**Requirements:** Carry none of the pictures over; write out the complete data exactly.
─── Listing
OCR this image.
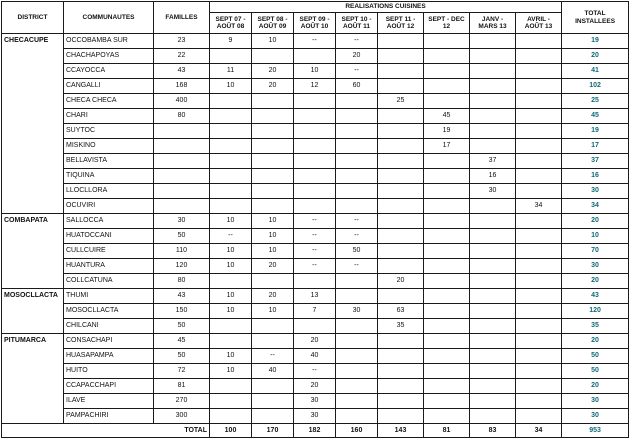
DISTRICT	COMMUNAUTES	FAMILLES	REALISATIONS CUISINES								TOTAL INSTALLEES
			SEPT 07 - AOÛT 08	SEPT 08 - AOÛT 09	SEPT 09 - AOÛT 10	SEPT 10 - AOÛT 11	SEPT 11 - AOÛT 12	SEPT - DEC 12	JANV - MARS 13	AVRIL - AOÛT 13	
CHECACUPE	OCCOBAMBA SUR	23	9	10	--	--					19
	CHACHAPOYAS	22				20					20
	CCAYOCCA	43	11	20	10	--					41
	CANGALLI	168	10	20	12	60					102
	CHECA CHECA	400					25				25
	CHARI	80						45			45
	SUYTOC							19			19
	MISKINO							17			17
	BELLAVISTA								37		37
	TIQUINA								16		16
	LLOCLLORA								30		30
	OCUVIRI									34	34
COMBAPATA	SALLOCCA	30	10	10	--	--					20
	HUATOCCANI	50	--	10	--	--					10
	CULLCUIRE	110	10	10	--	50					70
	HUANTURA	120	10	20	--	--					30
	COLLCATUNA	80					20				20
MOSOCLLACTA	THUMI	43	10	20	13						43
	MOSOCLLACTA	150	10	10	7	30	63				120
	CHILCANI	50					35				35
PITUMARCA	CONSACHAPI	45			20						20
	HUASAPAMPA	50	10	--	40						50
	HUITO	72	10	40	--						50
	CCAPACCHAPI	81			20						20
	ILAVE	270			30						30
	PAMPACHIRI	300			30						30
TOTAL			100	170	182	160	143	81	83	34	953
──────
**Task response:**
OCR this image.
DISTRICT	COMMUNAUTES	FAMILLES	REALISATIONS CUISINES								TOTAL INSTALLEES
			SEPT 07 - AOÛT 08	SEPT 08 - AOÛT 09	SEPT 09 - AOÛT 10	SEPT 10 - AOÛT 11	SEPT 11 - AOÛT 12	SEPT - DEC 12	JANV - MARS 13	AVRIL - AOÛT 13	
CHECACUPE	OCCOBAMBA SUR	23	9	10	--	--					19
	CHACHAPOYAS	22				20					20
	CCAYOCCA	43	11	20	10	--					41
	CANGALLI	168	10	20	12	60					102
	CHECA CHECA	400					25				25
	CHARI	80						45			45
	SUYTOC							19			19
	MISKINO							17			17
	BELLAVISTA								37		37
	TIQUINA								16		16
	LLOCLLORA								30		30
	OCUVIRI									34	34
COMBAPATA	SALLOCCA	30	10	10	--	--					20
	HUATOCCANI	50	--	10	--	--					10
	CULLCUIRE	110	10	10	--	50					70
	HUANTURA	120	10	20	--	--					30
	COLLCATUNA	80					20				20
MOSOCLLACTA	THUMI	43	10	20	13						43
	MOSOCLLACTA	150	10	10	7	30	63				120
	CHILCANI	50					35				35
PITUMARCA	CONSACHAPI	45			20						20
	HUASAPAMPA	50	10	--	40						50
	HUITO	72	10	40	--						50
	CCAPACCHAPI	81			20						20
	ILAVE	270			30						30
	PAMPACHIRI	300			30						30
TOTAL			100	170	182	160	143	81	83	34	953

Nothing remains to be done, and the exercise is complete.